Extracted entries:
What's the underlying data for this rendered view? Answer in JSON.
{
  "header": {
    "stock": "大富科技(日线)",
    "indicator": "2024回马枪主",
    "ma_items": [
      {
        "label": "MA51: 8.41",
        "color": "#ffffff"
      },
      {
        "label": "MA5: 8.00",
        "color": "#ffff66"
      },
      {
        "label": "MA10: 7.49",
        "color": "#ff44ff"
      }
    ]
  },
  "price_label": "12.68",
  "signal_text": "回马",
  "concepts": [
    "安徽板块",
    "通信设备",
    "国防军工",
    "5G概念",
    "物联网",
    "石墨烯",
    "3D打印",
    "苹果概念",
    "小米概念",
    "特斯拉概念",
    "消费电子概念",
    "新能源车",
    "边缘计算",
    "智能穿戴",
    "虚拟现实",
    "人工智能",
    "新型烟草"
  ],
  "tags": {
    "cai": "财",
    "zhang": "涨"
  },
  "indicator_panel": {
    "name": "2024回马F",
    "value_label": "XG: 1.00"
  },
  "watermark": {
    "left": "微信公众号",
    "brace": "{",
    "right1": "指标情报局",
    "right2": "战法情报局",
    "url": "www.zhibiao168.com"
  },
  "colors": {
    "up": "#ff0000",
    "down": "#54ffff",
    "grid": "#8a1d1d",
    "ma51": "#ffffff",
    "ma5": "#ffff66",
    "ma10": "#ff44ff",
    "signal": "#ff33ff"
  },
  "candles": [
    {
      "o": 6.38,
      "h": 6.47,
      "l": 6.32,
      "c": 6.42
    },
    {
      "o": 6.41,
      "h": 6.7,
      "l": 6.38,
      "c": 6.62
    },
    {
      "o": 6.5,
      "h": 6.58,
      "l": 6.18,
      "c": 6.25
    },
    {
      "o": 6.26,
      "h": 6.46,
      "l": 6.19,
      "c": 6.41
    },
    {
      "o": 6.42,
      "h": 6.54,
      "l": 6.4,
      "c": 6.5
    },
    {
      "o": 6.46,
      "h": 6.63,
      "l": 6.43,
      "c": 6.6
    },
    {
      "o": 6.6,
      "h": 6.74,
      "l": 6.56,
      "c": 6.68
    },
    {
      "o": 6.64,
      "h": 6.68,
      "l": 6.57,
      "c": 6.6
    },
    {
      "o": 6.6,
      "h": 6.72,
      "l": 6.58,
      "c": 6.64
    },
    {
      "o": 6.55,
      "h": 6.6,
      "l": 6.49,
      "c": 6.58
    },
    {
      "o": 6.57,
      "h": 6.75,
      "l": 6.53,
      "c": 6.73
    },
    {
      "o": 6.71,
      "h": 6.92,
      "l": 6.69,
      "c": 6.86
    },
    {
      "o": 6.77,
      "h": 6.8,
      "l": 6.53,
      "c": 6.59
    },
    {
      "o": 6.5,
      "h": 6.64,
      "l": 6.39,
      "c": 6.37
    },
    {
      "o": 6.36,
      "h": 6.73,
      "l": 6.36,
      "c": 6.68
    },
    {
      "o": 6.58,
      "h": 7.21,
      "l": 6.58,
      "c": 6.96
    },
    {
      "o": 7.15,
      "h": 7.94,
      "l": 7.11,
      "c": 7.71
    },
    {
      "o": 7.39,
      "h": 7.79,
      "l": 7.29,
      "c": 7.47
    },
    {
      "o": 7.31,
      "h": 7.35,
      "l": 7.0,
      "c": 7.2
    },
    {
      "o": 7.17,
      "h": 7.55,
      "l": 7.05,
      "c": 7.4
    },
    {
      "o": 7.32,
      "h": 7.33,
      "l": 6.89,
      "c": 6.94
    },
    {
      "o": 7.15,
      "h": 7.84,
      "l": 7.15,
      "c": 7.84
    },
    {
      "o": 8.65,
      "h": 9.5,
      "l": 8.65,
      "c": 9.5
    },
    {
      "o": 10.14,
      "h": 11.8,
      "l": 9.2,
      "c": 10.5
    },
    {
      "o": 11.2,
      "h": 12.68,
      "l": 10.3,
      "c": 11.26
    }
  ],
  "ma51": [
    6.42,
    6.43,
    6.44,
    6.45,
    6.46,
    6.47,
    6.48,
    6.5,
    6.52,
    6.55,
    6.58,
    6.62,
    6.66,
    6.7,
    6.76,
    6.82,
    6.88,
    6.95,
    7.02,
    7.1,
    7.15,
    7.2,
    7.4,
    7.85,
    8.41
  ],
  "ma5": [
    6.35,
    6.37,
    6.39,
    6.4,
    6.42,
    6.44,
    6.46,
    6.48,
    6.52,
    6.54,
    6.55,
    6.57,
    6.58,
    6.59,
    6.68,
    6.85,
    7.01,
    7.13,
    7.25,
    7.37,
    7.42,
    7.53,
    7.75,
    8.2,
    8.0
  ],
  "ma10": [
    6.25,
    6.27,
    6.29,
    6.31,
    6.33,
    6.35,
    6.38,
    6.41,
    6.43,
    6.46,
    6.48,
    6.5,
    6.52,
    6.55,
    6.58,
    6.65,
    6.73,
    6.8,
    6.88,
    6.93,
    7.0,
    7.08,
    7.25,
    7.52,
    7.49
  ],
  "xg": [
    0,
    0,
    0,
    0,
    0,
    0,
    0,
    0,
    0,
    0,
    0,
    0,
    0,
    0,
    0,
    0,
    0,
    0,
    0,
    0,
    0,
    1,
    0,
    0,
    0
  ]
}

Short problem: Go through the listing and copy all of it exactly.

Result of the task:
What's the underlying data for this rendered view? Answer in JSON.
{
  "header": {
    "stock": "大富科技(日线)",
    "indicator": "2024回马枪主",
    "ma_items": [
      {
        "label": "MA51: 8.41",
        "color": "#ffffff"
      },
      {
        "label": "MA5: 8.00",
        "color": "#ffff66"
      },
      {
        "label": "MA10: 7.49",
        "color": "#ff44ff"
      }
    ]
  },
  "price_label": "12.68",
  "signal_text": "回马",
  "concepts": [
    "安徽板块",
    "通信设备",
    "国防军工",
    "5G概念",
    "物联网",
    "石墨烯",
    "3D打印",
    "苹果概念",
    "小米概念",
    "特斯拉概念",
    "消费电子概念",
    "新能源车",
    "边缘计算",
    "智能穿戴",
    "虚拟现实",
    "人工智能",
    "新型烟草"
  ],
  "tags": {
    "cai": "财",
    "zhang": "涨"
  },
  "indicator_panel": {
    "name": "2024回马F",
    "value_label": "XG: 1.00"
  },
  "watermark": {
    "left": "微信公众号",
    "brace": "{",
    "right1": "指标情报局",
    "right2": "战法情报局",
    "url": "www.zhibiao168.com"
  },
  "colors": {
    "up": "#ff0000",
    "down": "#54ffff",
    "grid": "#8a1d1d",
    "ma51": "#ffffff",
    "ma5": "#ffff66",
    "ma10": "#ff44ff",
    "signal": "#ff33ff"
  },
  "candles": [
    {
      "o": 6.38,
      "h": 6.47,
      "l": 6.32,
      "c": 6.42
    },
    {
      "o": 6.41,
      "h": 6.7,
      "l": 6.38,
      "c": 6.62
    },
    {
      "o": 6.5,
      "h": 6.58,
      "l": 6.18,
      "c": 6.25
    },
    {
      "o": 6.26,
      "h": 6.46,
      "l": 6.19,
      "c": 6.41
    },
    {
      "o": 6.42,
      "h": 6.54,
      "l": 6.4,
      "c": 6.5
    },
    {
      "o": 6.46,
      "h": 6.63,
      "l": 6.43,
      "c": 6.6
    },
    {
      "o": 6.6,
      "h": 6.74,
      "l": 6.56,
      "c": 6.68
    },
    {
      "o": 6.64,
      "h": 6.68,
      "l": 6.57,
      "c": 6.6
    },
    {
      "o": 6.6,
      "h": 6.72,
      "l": 6.58,
      "c": 6.64
    },
    {
      "o": 6.55,
      "h": 6.6,
      "l": 6.49,
      "c": 6.58
    },
    {
      "o": 6.57,
      "h": 6.75,
      "l": 6.53,
      "c": 6.73
    },
    {
      "o": 6.71,
      "h": 6.92,
      "l": 6.69,
      "c": 6.86
    },
    {
      "o": 6.77,
      "h": 6.8,
      "l": 6.53,
      "c": 6.59
    },
    {
      "o": 6.5,
      "h": 6.64,
      "l": 6.39,
      "c": 6.37
    },
    {
      "o": 6.36,
      "h": 6.73,
      "l": 6.36,
      "c": 6.68
    },
    {
      "o": 6.58,
      "h": 7.21,
      "l": 6.58,
      "c": 6.96
    },
    {
      "o": 7.15,
      "h": 7.94,
      "l": 7.11,
      "c": 7.71
    },
    {
      "o": 7.39,
      "h": 7.79,
      "l": 7.29,
      "c": 7.47
    },
    {
      "o": 7.31,
      "h": 7.35,
      "l": 7.0,
      "c": 7.2
    },
    {
      "o": 7.17,
      "h": 7.55,
      "l": 7.05,
      "c": 7.4
    },
    {
      "o": 7.32,
      "h": 7.33,
      "l": 6.89,
      "c": 6.94
    },
    {
      "o": 7.15,
      "h": 7.84,
      "l": 7.15,
      "c": 7.84
    },
    {
      "o": 8.65,
      "h": 9.5,
      "l": 8.65,
      "c": 9.5
    },
    {
      "o": 10.14,
      "h": 11.8,
      "l": 9.2,
      "c": 10.5
    },
    {
      "o": 11.2,
      "h": 12.68,
      "l": 10.3,
      "c": 11.26
    }
  ],
  "ma51": [
    6.42,
    6.43,
    6.44,
    6.45,
    6.46,
    6.47,
    6.48,
    6.5,
    6.52,
    6.55,
    6.58,
    6.62,
    6.66,
    6.7,
    6.76,
    6.82,
    6.88,
    6.95,
    7.02,
    7.1,
    7.15,
    7.2,
    7.4,
    7.85,
    8.41
  ],
  "ma5": [
    6.35,
    6.37,
    6.39,
    6.4,
    6.42,
    6.44,
    6.46,
    6.48,
    6.52,
    6.54,
    6.55,
    6.57,
    6.58,
    6.59,
    6.68,
    6.85,
    7.01,
    7.13,
    7.25,
    7.37,
    7.42,
    7.53,
    7.75,
    8.2,
    8.0
  ],
  "ma10": [
    6.25,
    6.27,
    6.29,
    6.31,
    6.33,
    6.35,
    6.38,
    6.41,
    6.43,
    6.46,
    6.48,
    6.5,
    6.52,
    6.55,
    6.58,
    6.65,
    6.73,
    6.8,
    6.88,
    6.93,
    7.0,
    7.08,
    7.25,
    7.52,
    7.49
  ],
  "xg": [
    0,
    0,
    0,
    0,
    0,
    0,
    0,
    0,
    0,
    0,
    0,
    0,
    0,
    0,
    0,
    0,
    0,
    0,
    0,
    0,
    0,
    1,
    0,
    0,
    0
  ]
}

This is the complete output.